Set exercise. Omit all images. Transcribe the rest of the material below exactly.

Stored entries.
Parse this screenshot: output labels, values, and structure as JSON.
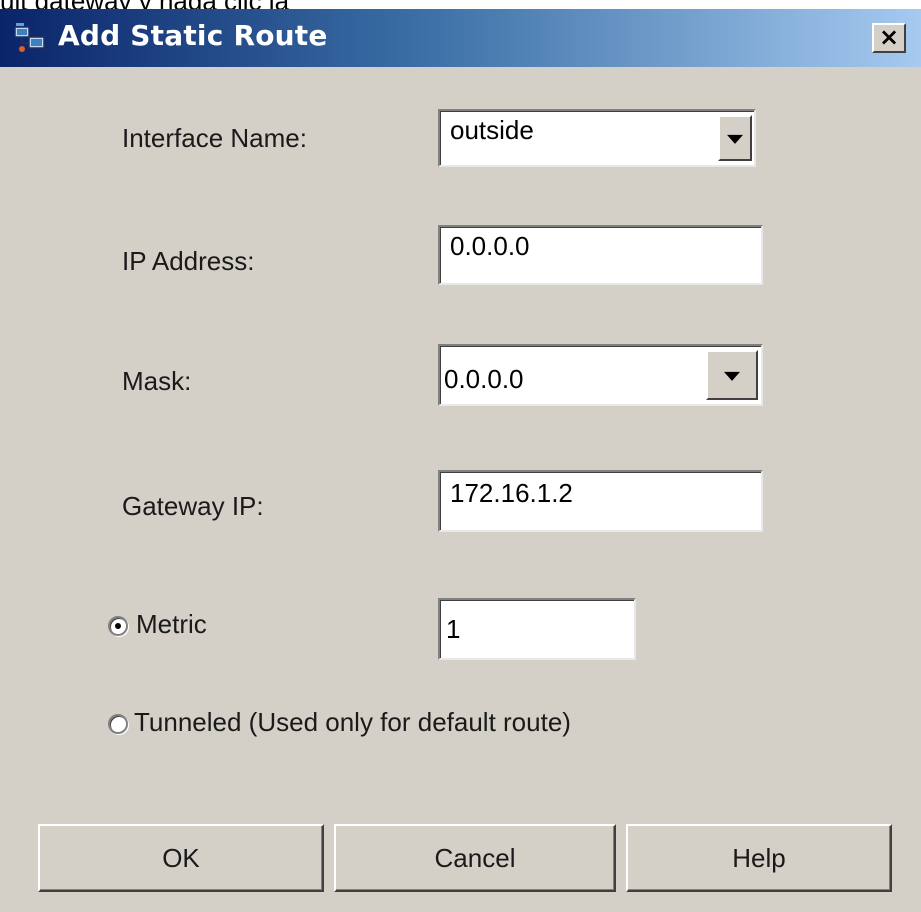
{
  "caption": "ult gateway y haga clic la",
  "dialog": {
    "title": "Add Static Route",
    "close_glyph": "×"
  },
  "form": {
    "interface_name": {
      "label": "Interface Name:",
      "value": "outside"
    },
    "ip_address": {
      "label": "IP Address:",
      "value": "0.0.0.0"
    },
    "mask": {
      "label": "Mask:",
      "value": "0.0.0.0"
    },
    "gateway_ip": {
      "label": "Gateway IP:",
      "value": "172.16.1.2"
    },
    "metric": {
      "label": "Metric",
      "value": "1",
      "selected": true
    },
    "tunneled": {
      "label": "Tunneled  (Used only for default route)",
      "selected": false
    }
  },
  "buttons": {
    "ok": "OK",
    "cancel": "Cancel",
    "help": "Help"
  },
  "colors": {
    "dialog_background": "#d4d0c8",
    "title_gradient_start": "#0a246a",
    "title_gradient_end": "#a6caf0",
    "title_text": "#ffffff"
  }
}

Exercise output.
Parse this screenshot: output labels, values, and structure as JSON.
{
  "caption": "ult gateway y haga clic la",
  "dialog": {
    "title": "Add Static Route",
    "close_glyph": "×"
  },
  "form": {
    "interface_name": {
      "label": "Interface Name:",
      "value": "outside"
    },
    "ip_address": {
      "label": "IP Address:",
      "value": "0.0.0.0"
    },
    "mask": {
      "label": "Mask:",
      "value": "0.0.0.0"
    },
    "gateway_ip": {
      "label": "Gateway IP:",
      "value": "172.16.1.2"
    },
    "metric": {
      "label": "Metric",
      "value": "1",
      "selected": true
    },
    "tunneled": {
      "label": "Tunneled  (Used only for default route)",
      "selected": false
    }
  },
  "buttons": {
    "ok": "OK",
    "cancel": "Cancel",
    "help": "Help"
  },
  "colors": {
    "dialog_background": "#d4d0c8",
    "title_gradient_start": "#0a246a",
    "title_gradient_end": "#a6caf0",
    "title_text": "#ffffff"
  }
}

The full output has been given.